## Task goal:
Omit the images. Copy each entry word for word.

## Material for this exercise:
·····
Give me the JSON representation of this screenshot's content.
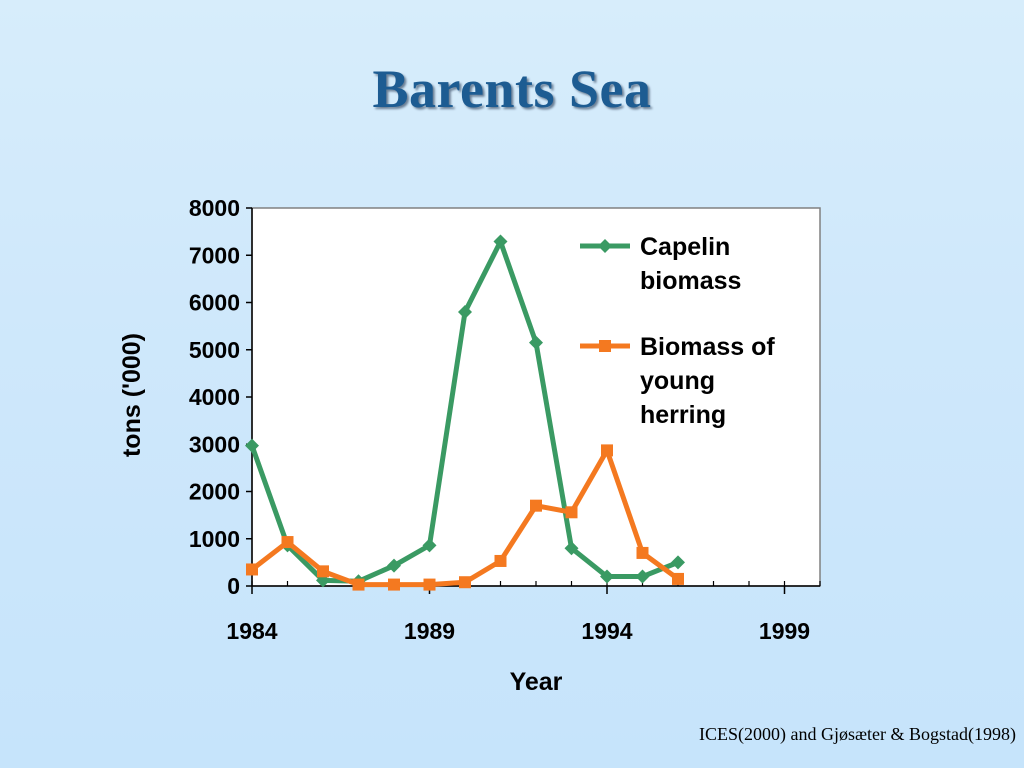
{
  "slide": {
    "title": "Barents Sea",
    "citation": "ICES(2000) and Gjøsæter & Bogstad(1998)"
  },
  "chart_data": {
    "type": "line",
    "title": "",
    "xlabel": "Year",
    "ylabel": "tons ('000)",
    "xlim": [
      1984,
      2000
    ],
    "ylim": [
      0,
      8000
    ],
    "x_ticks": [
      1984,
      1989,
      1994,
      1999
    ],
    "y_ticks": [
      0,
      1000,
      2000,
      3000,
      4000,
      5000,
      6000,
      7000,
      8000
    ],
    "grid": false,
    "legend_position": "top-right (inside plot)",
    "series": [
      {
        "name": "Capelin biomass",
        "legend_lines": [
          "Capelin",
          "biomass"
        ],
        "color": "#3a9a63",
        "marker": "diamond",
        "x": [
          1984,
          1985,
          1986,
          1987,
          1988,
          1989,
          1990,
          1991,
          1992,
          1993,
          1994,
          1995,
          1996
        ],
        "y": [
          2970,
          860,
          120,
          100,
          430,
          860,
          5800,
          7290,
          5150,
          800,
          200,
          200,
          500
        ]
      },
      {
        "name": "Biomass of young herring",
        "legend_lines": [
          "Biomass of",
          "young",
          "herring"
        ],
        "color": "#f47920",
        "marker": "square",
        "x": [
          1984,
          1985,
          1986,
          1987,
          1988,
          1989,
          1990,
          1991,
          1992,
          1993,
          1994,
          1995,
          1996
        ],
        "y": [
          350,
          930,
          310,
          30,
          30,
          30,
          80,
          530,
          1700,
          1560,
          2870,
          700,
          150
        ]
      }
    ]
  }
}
·····
## Response to the task:
Give me the JSON representation of this screenshot's content.
{
  "slide": {
    "title": "Barents Sea",
    "citation": "ICES(2000) and Gjøsæter & Bogstad(1998)"
  },
  "chart_data": {
    "type": "line",
    "title": "",
    "xlabel": "Year",
    "ylabel": "tons ('000)",
    "xlim": [
      1984,
      2000
    ],
    "ylim": [
      0,
      8000
    ],
    "x_ticks": [
      1984,
      1989,
      1994,
      1999
    ],
    "y_ticks": [
      0,
      1000,
      2000,
      3000,
      4000,
      5000,
      6000,
      7000,
      8000
    ],
    "grid": false,
    "legend_position": "top-right (inside plot)",
    "series": [
      {
        "name": "Capelin biomass",
        "legend_lines": [
          "Capelin",
          "biomass"
        ],
        "color": "#3a9a63",
        "marker": "diamond",
        "x": [
          1984,
          1985,
          1986,
          1987,
          1988,
          1989,
          1990,
          1991,
          1992,
          1993,
          1994,
          1995,
          1996
        ],
        "y": [
          2970,
          860,
          120,
          100,
          430,
          860,
          5800,
          7290,
          5150,
          800,
          200,
          200,
          500
        ]
      },
      {
        "name": "Biomass of young herring",
        "legend_lines": [
          "Biomass of",
          "young",
          "herring"
        ],
        "color": "#f47920",
        "marker": "square",
        "x": [
          1984,
          1985,
          1986,
          1987,
          1988,
          1989,
          1990,
          1991,
          1992,
          1993,
          1994,
          1995,
          1996
        ],
        "y": [
          350,
          930,
          310,
          30,
          30,
          30,
          80,
          530,
          1700,
          1560,
          2870,
          700,
          150
        ]
      }
    ]
  }
}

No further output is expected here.